- _The data_
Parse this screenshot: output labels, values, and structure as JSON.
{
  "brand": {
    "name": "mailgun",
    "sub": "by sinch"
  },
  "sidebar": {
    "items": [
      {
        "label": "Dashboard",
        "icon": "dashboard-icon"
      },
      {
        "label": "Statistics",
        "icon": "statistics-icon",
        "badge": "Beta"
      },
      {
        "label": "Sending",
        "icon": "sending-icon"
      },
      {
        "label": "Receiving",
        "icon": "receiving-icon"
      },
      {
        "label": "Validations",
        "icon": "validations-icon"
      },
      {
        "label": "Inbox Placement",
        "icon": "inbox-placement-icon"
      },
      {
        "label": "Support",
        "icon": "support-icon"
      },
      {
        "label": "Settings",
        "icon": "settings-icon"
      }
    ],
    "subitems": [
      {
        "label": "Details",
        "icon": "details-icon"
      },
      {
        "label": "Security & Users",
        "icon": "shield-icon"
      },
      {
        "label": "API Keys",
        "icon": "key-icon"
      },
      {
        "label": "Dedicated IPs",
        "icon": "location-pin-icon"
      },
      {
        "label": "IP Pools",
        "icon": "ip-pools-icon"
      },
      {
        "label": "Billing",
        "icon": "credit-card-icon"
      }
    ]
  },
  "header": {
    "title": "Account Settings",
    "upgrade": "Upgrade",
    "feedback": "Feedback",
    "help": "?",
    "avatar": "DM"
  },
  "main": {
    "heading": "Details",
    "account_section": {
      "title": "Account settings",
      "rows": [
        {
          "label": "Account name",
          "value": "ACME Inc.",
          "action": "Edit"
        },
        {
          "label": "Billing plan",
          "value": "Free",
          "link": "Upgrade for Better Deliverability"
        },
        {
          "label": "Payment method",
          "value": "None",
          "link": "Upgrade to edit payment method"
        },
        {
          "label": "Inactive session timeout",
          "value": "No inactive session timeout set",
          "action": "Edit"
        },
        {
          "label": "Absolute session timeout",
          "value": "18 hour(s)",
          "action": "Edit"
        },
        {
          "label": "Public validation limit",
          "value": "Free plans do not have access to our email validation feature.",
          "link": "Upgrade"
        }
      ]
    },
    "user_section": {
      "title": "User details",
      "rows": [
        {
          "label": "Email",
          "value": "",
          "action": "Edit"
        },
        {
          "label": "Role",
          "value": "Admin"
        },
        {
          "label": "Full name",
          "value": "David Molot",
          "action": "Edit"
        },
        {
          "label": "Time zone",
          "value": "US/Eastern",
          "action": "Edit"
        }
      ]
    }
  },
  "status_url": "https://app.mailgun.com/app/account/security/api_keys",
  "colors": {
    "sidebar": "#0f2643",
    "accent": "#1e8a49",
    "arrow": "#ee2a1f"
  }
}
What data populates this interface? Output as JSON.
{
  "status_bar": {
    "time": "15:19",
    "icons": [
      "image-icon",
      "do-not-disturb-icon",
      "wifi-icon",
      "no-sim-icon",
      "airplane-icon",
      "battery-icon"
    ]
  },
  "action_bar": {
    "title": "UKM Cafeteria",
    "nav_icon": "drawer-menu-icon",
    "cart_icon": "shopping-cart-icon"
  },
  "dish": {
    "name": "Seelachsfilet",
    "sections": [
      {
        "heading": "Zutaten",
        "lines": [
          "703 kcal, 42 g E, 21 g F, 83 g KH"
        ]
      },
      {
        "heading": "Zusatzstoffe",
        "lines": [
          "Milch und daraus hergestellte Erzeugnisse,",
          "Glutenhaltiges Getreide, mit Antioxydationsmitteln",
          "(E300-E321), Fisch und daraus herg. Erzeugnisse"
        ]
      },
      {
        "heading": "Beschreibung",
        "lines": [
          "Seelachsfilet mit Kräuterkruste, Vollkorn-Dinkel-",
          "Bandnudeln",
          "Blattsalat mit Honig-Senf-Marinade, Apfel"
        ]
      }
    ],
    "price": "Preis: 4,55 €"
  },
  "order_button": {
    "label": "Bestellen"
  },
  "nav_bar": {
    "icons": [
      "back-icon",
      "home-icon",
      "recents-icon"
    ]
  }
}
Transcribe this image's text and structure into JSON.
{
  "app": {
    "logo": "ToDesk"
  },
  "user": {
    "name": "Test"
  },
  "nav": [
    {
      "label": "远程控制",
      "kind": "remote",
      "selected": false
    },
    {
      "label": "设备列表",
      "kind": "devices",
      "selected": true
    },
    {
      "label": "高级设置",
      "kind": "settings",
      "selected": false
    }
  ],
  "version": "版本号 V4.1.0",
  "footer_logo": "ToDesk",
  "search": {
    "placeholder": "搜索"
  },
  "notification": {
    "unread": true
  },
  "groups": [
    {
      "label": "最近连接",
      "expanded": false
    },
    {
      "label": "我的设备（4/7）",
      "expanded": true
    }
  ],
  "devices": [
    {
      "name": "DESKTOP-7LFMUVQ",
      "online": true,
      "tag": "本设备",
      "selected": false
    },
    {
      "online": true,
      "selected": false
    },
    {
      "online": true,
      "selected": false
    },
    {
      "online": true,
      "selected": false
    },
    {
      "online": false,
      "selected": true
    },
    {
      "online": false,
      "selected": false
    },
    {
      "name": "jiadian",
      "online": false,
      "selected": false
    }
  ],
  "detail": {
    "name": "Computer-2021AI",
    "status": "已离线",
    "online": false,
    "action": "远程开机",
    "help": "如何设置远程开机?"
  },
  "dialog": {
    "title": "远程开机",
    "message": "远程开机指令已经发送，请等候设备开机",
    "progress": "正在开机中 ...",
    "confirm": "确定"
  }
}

- _What is asked_
Using the material above, work out how many lines contain the string "Erzeugnisse". Give that number alone.

- _Response to the exercise_
2